● What to work on: Check every line of the data and copy the ones where "skall" appears.

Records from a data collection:
%%

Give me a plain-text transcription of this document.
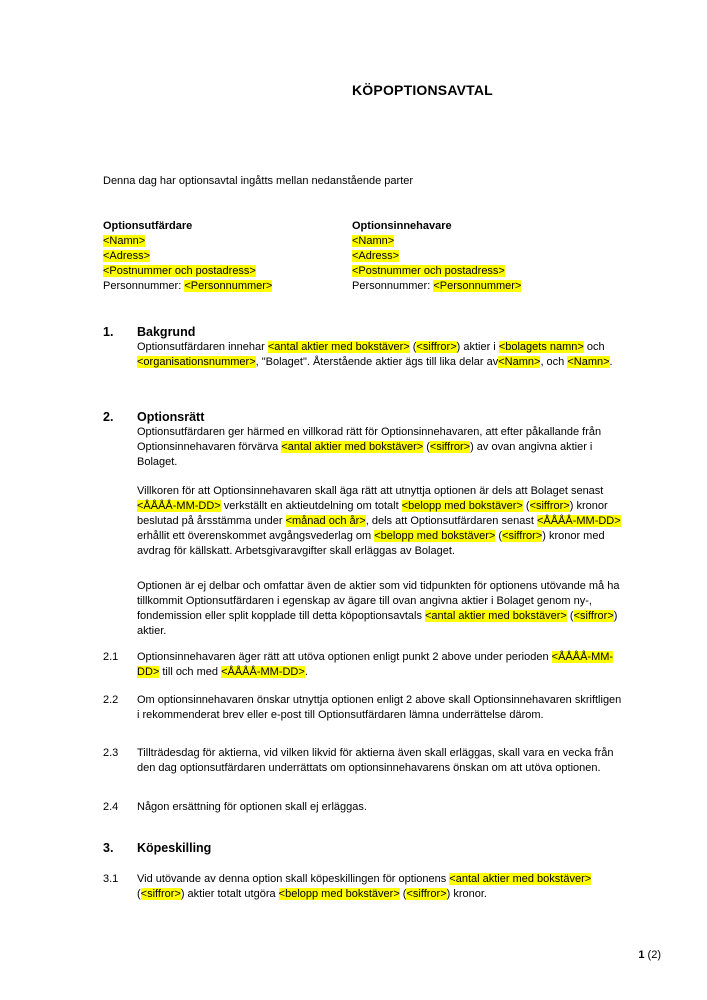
KÖPOPTIONSAVTAL
Denna dag har optionsavtal ingåtts mellan nedanstående parter
Optionsutfärdare
<Namn>
<Adress>
<Postnummer och postadress>
Personnummer: <Personnummer>
Optionsinnehavare
<Namn>
<Adress>
<Postnummer och postadress>
Personnummer: <Personnummer>
1. Bakgrund
Optionsutfärdaren innehar <antal aktier med bokstäver> (<siffror>) aktier i <bolagets namn> och <organisationsnummer>, "Bolaget". Återstående aktier ägs till lika delar av<Namn>, och <Namn>.
2. Optionsrätt
Optionsutfärdaren ger härmed en villkorad rätt för Optionsinnehavaren, att efter påkallande från Optionsinnehavaren förvärva <antal aktier med bokstäver> (<siffror>) av ovan angivna aktier i Bolaget.
Villkoren för att Optionsinnehavaren skall äga rätt att utnyttja optionen är dels att Bolaget senast <ÅÅÅÅ-MM-DD> verkställt en aktieutdelning om totalt <belopp med bokstäver> (<siffror>) kronor beslutad på årsstämma under <månad och år>, dels att Optionsutfärdaren senast <ÅÅÅÅ-MM-DD> erhållit ett överenskommet avgångsvederlag om <belopp med bokstäver> (<siffror>) kronor med avdrag för källskatt. Arbetsgivaravgifter skall erläggas av Bolaget.
Optionen är ej delbar och omfattar även de aktier som vid tidpunkten för optionens utövande må ha tillkommit Optionsutfärdaren i egenskap av ägare till ovan angivna aktier i Bolaget genom ny-, fondemission eller split kopplade till detta köpoptionsavtals <antal aktier med bokstäver> (<siffror>) aktier.
2.1 Optionsinnehavaren äger rätt att utöva optionen enligt punkt 2 above under perioden <ÅÅÅÅ-MM-DD> till och med <ÅÅÅÅ-MM-DD>.
2.2 Om optionsinnehavaren önskar utnyttja optionen enligt 2 above skall Optionsinnehavaren skriftligen i rekommenderat brev eller e-post till Optionsutfärdaren lämna underrättelse därom.
2.3 Tillträdesdag för aktierna, vid vilken likvid för aktierna även skall erläggas, skall vara en vecka från den dag optionsutfärdaren underrättats om optionsinnehavarens önskan om att utöva optionen.
2.4 Någon ersättning för optionen skall ej erläggas.
3. Köpeskilling
3.1 Vid utövande av denna option skall köpeskillingen för optionens <antal aktier med bokstäver> (<siffror>) aktier totalt utgöra <belopp med bokstäver> (<siffror>) kronor.
1 (2)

%%

● Solution to this exercise:
Villkoren för att Optionsinnehavaren skall äga rätt att utnyttja optionen är dels att Bolaget senast <ÅÅÅÅ-MM-DD> verkställt en aktieutdelning om totalt <belopp med bokstäver> (<siffror>) kronor beslutad på årsstämma under <månad och år>, dels att Optionsutfärdaren senast <ÅÅÅÅ-MM-DD> erhållit ett överenskommet avgångsvederlag om <belopp med bokstäver> (<siffror>) kronor med avdrag för källskatt. Arbetsgivaravgifter skall erläggas av Bolaget.
2.2 Om optionsinnehavaren önskar utnyttja optionen enligt 2 above skall Optionsinnehavaren skriftligen i rekommenderat brev eller e-post till Optionsutfärdaren lämna underrättelse därom.
2.3 Tillträdesdag för aktierna, vid vilken likvid för aktierna även skall erläggas, skall vara en vecka från den dag optionsutfärdaren underrättats om optionsinnehavarens önskan om att utöva optionen.
2.4 Någon ersättning för optionen skall ej erläggas.
3.1 Vid utövande av denna option skall köpeskillingen för optionens <antal aktier med bokstäver> (<siffror>) aktier totalt utgöra <belopp med bokstäver> (<siffror>) kronor.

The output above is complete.